Goal >> From the listing, collect all lines containing the word "average".

[Start Records supplied]

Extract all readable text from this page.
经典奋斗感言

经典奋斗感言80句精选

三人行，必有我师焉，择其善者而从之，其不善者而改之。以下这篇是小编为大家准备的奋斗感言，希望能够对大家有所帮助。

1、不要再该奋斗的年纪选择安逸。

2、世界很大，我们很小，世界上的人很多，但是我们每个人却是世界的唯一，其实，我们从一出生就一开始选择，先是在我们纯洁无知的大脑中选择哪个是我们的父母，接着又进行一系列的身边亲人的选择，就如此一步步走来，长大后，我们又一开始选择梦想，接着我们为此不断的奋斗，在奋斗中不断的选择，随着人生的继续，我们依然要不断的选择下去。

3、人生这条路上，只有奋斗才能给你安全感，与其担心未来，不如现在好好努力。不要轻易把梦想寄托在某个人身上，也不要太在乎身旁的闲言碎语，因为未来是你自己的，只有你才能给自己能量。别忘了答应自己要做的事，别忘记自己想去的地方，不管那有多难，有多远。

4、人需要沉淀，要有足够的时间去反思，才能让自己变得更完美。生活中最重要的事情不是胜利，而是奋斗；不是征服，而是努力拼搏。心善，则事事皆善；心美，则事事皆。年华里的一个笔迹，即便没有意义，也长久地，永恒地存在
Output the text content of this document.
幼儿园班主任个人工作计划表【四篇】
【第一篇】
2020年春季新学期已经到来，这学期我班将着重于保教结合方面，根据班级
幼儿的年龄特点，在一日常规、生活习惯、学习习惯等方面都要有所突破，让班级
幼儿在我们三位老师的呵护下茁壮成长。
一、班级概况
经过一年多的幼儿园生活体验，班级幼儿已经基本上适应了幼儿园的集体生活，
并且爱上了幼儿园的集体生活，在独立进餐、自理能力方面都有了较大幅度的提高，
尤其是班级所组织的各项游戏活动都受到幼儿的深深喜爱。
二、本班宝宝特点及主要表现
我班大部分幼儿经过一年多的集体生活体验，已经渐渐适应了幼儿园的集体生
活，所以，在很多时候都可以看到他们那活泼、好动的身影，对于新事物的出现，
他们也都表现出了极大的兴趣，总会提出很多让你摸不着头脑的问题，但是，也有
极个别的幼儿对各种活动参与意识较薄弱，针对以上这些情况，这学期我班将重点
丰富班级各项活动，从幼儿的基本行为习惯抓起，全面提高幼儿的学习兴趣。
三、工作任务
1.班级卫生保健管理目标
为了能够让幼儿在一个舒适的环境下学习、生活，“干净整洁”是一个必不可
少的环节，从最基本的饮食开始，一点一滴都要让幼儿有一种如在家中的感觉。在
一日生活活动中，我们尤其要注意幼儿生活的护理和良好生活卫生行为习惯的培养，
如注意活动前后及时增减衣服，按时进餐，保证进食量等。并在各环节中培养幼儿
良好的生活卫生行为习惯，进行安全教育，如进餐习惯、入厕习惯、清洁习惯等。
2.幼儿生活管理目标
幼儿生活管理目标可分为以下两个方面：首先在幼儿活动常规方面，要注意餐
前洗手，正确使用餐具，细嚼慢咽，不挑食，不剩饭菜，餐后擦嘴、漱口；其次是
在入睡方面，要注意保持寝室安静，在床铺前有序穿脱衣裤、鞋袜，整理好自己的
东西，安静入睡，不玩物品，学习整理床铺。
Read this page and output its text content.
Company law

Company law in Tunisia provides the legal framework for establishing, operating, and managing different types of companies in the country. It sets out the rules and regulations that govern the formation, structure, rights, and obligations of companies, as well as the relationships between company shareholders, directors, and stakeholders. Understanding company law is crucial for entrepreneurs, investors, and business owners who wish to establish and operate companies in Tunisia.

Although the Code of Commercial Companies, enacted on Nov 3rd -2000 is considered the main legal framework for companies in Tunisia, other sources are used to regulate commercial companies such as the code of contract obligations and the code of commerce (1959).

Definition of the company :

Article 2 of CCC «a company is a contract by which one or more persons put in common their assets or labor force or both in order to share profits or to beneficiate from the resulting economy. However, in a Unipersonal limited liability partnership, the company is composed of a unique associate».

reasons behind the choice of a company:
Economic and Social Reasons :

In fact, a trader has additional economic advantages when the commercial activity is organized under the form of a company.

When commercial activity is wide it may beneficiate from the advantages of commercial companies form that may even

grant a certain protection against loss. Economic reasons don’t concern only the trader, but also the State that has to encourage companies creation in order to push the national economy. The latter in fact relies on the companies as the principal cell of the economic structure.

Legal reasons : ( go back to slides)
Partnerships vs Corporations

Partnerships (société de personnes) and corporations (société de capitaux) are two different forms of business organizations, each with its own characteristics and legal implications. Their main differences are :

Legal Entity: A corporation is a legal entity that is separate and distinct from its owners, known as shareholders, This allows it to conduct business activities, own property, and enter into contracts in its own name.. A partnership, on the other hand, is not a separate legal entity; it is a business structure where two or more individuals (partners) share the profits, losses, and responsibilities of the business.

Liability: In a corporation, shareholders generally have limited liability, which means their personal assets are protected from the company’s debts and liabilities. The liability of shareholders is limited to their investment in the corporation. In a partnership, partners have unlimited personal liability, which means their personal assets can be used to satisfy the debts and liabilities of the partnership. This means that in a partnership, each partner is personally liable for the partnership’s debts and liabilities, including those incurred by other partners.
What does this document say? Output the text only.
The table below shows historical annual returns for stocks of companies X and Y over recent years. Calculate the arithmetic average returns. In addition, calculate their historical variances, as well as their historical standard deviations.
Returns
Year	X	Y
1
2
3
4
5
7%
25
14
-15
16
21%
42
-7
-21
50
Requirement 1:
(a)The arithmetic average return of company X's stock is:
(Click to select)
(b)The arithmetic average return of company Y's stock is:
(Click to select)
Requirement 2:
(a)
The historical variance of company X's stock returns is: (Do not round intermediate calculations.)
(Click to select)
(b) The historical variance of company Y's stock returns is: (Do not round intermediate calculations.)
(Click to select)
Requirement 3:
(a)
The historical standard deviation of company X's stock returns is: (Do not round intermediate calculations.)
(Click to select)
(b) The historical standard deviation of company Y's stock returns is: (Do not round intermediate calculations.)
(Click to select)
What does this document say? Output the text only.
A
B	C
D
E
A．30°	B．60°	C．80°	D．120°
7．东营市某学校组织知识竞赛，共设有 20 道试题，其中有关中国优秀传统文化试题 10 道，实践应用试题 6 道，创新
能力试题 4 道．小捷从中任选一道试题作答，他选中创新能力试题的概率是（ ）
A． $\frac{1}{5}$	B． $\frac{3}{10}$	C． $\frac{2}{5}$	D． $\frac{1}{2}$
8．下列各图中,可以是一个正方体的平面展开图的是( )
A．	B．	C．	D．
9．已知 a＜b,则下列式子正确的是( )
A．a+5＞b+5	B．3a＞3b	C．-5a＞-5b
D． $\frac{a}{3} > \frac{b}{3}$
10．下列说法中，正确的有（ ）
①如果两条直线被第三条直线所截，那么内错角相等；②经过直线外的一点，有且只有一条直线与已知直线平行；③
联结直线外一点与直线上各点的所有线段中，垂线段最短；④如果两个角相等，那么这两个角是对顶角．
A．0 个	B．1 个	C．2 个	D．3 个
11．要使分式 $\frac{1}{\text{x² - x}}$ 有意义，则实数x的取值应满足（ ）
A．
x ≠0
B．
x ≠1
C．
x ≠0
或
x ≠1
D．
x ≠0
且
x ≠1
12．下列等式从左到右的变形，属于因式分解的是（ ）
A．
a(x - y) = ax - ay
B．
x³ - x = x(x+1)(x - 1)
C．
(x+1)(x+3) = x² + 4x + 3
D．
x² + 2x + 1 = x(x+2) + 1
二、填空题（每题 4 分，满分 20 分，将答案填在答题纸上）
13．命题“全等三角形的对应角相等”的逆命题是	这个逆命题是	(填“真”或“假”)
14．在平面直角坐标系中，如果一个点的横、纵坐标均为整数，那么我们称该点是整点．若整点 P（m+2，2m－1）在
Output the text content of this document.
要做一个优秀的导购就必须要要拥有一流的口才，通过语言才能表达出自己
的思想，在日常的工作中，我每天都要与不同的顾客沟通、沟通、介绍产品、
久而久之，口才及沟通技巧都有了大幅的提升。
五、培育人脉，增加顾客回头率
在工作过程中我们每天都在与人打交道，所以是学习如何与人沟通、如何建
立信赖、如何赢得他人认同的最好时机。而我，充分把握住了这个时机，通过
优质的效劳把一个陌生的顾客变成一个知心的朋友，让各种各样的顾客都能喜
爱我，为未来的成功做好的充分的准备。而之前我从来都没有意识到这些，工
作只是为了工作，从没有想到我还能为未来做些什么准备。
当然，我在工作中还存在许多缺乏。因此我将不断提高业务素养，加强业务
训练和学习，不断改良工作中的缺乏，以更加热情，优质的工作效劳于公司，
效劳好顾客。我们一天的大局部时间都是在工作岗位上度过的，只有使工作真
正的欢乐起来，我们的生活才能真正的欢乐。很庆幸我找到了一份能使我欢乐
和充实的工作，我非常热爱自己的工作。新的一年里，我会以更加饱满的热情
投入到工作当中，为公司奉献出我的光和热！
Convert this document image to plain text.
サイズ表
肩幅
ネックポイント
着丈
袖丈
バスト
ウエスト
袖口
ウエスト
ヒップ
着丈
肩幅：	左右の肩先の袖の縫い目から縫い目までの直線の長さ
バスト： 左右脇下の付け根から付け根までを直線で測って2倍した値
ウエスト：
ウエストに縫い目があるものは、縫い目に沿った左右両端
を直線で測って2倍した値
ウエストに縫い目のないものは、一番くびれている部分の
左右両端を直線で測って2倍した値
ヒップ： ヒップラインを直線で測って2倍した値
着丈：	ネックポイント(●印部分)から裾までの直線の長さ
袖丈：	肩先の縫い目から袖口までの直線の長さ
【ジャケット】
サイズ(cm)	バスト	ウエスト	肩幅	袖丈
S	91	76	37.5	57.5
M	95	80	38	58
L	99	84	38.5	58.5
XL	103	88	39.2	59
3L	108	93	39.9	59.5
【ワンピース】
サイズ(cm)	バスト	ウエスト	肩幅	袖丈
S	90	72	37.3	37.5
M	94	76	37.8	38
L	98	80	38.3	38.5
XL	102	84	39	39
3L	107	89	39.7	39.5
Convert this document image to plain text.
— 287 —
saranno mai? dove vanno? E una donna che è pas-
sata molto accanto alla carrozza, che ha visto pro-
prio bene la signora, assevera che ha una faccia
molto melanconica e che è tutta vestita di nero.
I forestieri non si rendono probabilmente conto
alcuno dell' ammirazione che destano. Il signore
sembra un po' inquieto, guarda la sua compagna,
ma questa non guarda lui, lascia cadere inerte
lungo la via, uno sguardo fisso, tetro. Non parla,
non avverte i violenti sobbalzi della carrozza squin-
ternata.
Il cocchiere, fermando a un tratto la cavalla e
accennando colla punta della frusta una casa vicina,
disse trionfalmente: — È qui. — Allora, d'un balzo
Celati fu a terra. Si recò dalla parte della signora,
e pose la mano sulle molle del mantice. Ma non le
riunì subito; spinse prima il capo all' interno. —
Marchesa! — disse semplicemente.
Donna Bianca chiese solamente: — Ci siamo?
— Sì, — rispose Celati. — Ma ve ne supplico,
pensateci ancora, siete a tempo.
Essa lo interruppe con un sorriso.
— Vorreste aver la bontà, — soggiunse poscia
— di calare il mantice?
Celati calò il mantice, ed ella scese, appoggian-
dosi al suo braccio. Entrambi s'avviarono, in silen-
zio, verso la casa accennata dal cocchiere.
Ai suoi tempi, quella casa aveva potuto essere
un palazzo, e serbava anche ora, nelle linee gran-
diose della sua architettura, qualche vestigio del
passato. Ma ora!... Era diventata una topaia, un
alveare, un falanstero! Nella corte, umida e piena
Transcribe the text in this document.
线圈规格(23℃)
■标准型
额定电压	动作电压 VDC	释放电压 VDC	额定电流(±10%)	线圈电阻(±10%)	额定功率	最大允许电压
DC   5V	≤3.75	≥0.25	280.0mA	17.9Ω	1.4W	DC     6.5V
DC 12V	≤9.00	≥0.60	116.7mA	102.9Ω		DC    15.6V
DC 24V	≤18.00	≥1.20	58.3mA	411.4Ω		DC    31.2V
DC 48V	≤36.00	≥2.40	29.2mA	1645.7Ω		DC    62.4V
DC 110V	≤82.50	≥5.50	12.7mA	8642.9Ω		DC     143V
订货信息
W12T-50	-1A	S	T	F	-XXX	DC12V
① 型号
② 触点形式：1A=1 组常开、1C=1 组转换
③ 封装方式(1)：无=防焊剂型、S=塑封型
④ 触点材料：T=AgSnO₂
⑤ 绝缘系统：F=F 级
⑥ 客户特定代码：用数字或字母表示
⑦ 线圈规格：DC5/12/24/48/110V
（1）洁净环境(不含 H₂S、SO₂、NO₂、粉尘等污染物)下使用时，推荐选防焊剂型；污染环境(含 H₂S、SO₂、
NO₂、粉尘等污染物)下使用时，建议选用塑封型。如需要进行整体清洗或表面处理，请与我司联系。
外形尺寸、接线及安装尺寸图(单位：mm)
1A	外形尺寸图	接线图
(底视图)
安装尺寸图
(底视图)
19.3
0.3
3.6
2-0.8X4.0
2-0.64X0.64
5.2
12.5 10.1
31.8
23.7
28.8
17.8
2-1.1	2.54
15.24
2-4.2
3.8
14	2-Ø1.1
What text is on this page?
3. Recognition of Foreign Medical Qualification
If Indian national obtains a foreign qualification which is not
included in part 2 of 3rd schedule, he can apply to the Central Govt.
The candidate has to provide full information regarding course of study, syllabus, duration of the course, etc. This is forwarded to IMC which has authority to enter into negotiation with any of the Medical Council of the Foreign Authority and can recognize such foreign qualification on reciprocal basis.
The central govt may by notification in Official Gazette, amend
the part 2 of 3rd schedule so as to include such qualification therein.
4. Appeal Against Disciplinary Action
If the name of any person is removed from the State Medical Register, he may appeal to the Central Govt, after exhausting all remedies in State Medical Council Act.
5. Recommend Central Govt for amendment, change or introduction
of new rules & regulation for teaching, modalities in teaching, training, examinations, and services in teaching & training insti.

[End Records supplied]

Exercise result >>
The table below shows historical annual returns for stocks of companies X and Y over recent years. Calculate the arithmetic average returns. In addition, calculate their historical variances, as well as their historical standard deviations.
(a)The arithmetic average return of company X's stock is:
(b)The arithmetic average return of company Y's stock is:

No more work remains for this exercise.